▸ ACTIONS TO TAKE:
• a. Return, word for word, everything in the comments on expat life from "The answer simply" down to "his home country.".
• b. Supply the next part of the comments on living abroad, starting after their final sentence.

▸ SOURCE DOCUMENT:
▬▬▬▬▬▬▬▬▬▬
    ” Why there are many many successful people (expats ) who really do know how the hell they will go back to their home after years of success and respectful life ”

    The answer simply is becuase they really deserved that chance to leave their homes to other countries and succeed and look at the world from onother prespective.
    However, people who spent years here doning NOTHING but eating and sleeping will say something different :” Yl3an abooha el 3’orbeh , yl3an aboha america or canada or wherever the hell he is ” although he is living the same level of a minister in his home country.

    what I want to say is , we should be thankful for the coutries that accepted us TO try our chances at its land , to be human beings, to achieve , to BE

    Thank you KJ for this good topic😉

  5. True that KJ, perhaps we did raise the bar too high, perhaps the bar is too low at our hometowns and surely it is part of our human nature to pursue better lifestyles.

    As for was it worth leaving your country in the first place, I sometimes look back and ponder upon it and I know for a fact that I would’ve adjusted my lifestyle according to the surrounding atmosphere and according to the miserable limited salary I’ll be making. But a fact is that the more time you spend out of your country, the easier it becomes to let go of the idea of going back there, because the matter of the fact is, maybe that’s only me, is although I love it and miss it so much is that I can’t spend more than a couple of weeks in Jordan without getting the feeling that I need to get out of there.

    Maybe it’s expat syndrome who’ll always feel caught in between, confused on what to call home.

  6. have u ever watched the movie the persuit of happiness? by Will Smith…..

    Boss what u said is amazingly true we lost somehow objective in whats life about in putting for us goals and targets another goals and targets wish lists dream lists plans ..our problem is that we really dont belong to our countries or even to our land anymore… I ll tell u something even in our original countries people are not happy all are persuing money and power and forgot whats its all about and what we owe our lands and nations to do.

    simply when u have something to be proud of u feel content and this only happens when u feel proud of ur nation and culture but when u loose that either expat or living in ur home soil u start looking for a personal agenda to compensate now this agenda differs from one place to another but at the end no one is happy becoz they ll never feel content.
▬▬▬▬▬▬▬▬▬▬
▸ RECORDS PROVIDED:
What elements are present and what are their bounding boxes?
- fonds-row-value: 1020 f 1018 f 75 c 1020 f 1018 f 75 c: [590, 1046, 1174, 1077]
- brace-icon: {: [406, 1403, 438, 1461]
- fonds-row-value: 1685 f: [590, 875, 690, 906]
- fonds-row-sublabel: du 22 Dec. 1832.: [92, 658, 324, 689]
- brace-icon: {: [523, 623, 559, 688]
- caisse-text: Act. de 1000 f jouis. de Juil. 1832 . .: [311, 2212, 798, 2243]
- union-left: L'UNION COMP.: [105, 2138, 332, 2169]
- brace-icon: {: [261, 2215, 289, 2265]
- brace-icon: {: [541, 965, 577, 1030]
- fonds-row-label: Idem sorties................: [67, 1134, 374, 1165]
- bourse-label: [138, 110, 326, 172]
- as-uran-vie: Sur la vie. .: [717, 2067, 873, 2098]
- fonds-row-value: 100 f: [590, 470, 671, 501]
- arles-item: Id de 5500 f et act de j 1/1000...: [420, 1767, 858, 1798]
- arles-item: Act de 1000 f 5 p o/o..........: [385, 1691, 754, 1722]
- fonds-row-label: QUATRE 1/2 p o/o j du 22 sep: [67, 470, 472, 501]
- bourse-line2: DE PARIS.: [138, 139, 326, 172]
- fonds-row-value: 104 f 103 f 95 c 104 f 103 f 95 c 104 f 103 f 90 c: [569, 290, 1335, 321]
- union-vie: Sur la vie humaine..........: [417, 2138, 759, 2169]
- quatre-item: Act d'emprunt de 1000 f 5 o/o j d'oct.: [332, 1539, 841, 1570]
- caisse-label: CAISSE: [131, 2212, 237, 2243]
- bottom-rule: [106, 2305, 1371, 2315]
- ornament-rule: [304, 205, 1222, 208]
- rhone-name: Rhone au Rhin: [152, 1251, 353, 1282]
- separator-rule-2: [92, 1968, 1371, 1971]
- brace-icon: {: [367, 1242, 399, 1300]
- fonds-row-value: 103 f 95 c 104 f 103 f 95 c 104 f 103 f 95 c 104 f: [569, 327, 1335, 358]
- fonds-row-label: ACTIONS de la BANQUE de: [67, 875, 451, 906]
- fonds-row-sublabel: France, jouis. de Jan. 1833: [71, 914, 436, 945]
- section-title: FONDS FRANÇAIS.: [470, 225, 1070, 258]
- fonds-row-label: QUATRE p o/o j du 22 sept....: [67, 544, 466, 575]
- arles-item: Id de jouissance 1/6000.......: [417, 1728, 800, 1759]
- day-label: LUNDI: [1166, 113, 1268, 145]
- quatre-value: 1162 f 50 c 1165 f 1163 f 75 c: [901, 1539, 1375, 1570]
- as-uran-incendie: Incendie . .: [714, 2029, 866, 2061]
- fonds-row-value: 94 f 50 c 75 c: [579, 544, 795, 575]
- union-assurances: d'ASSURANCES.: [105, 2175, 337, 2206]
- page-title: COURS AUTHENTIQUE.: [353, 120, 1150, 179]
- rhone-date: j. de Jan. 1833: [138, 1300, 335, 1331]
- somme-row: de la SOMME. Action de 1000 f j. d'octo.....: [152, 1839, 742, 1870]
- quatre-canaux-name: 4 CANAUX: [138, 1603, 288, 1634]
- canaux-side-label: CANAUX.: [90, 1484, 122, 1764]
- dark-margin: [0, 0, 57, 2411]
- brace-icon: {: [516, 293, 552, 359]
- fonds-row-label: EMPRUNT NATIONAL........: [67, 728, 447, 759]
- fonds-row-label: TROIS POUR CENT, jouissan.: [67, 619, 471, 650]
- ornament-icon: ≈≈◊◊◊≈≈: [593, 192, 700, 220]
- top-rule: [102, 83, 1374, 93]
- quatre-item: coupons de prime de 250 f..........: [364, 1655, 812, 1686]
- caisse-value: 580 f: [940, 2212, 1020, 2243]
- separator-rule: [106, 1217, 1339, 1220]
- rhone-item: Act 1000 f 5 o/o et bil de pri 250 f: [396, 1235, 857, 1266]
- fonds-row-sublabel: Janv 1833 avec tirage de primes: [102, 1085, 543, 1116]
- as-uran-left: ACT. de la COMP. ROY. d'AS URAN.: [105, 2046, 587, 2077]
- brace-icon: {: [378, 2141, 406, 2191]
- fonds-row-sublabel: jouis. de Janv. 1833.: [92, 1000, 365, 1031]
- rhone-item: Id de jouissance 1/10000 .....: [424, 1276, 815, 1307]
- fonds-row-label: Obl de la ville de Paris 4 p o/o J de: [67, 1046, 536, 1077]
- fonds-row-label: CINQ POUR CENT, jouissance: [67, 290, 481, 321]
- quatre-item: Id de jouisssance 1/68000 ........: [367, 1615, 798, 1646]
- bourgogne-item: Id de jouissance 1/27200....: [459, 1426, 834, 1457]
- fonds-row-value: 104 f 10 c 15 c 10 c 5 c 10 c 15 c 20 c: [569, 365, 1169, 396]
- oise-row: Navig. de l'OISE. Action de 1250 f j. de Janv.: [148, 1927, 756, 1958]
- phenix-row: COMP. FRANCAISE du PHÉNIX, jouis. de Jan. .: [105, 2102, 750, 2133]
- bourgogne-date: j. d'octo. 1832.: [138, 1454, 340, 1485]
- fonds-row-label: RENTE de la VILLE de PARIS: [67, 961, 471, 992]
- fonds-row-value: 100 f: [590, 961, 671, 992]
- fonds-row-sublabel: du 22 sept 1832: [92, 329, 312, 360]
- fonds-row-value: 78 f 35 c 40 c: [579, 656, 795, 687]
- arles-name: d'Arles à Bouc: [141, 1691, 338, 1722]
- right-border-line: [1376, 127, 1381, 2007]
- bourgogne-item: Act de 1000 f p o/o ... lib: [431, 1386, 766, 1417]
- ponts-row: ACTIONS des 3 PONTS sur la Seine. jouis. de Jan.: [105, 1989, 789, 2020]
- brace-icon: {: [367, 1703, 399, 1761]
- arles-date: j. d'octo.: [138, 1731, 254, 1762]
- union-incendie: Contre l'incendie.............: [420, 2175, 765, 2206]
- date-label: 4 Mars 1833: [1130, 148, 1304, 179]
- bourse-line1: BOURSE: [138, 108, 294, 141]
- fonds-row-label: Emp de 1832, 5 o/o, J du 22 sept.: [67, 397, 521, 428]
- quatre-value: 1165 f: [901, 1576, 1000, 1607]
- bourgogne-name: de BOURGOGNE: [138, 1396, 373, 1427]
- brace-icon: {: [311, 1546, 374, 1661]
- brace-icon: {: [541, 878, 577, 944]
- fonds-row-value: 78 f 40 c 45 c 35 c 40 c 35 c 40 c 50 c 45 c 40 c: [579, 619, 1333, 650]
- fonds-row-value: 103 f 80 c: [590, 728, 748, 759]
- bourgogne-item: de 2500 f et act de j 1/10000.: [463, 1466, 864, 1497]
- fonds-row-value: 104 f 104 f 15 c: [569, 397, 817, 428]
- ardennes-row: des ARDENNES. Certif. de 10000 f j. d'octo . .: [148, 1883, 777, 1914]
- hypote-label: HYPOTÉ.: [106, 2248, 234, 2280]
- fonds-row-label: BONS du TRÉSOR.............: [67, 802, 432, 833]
▬▬▬▬▬▬▬▬▬▬
▸ RESULTS IN ORDER:
• a.
The answer simply is becuase they really deserved that chance to leave their homes to other countries and succeed and look at the world from onother prespective.
    However, people who spent years here doning NOTHING but eating and sleeping will say something different :” Yl3an abooha el 3’orbeh , yl3an aboha america or canada or wherever the hell he is ” although he is living the same level of a minister in his home country.

• b.
    I hope I didnt complicate the subject with my appology.

  7. KJ, this was really good!

    There is still time to find the best of both worlds, and thus contentment. You are all yet young.

  8. Hmm so you think you would be better off not being exposed ??
    what if you didn’t fit in anywhere u have been already ? wouldn’t you keep on looking and adjusting your expectations?

    Honestly adjusting back to what your home country expects you to be like when you never saw your self in that mold is frustrating, and as for adjusting back to their level then you will be fighting a losing battle since you will have to eradicate a huge chunk of who you are or be content with being an outsider/expat in your own country.

    so stay expated and try to be happy

  9. i guess it has to do where u wanna go back and live the rest of ur life, ur bar is high, this wont work when u go back to syria, and u will never adjust easily, cuz simply life is way behind there…
    i really didnot see alot of adjustments to have, if i want to go back to jordan one day, cuz they r getting along and u can stil do things around there, we do around here….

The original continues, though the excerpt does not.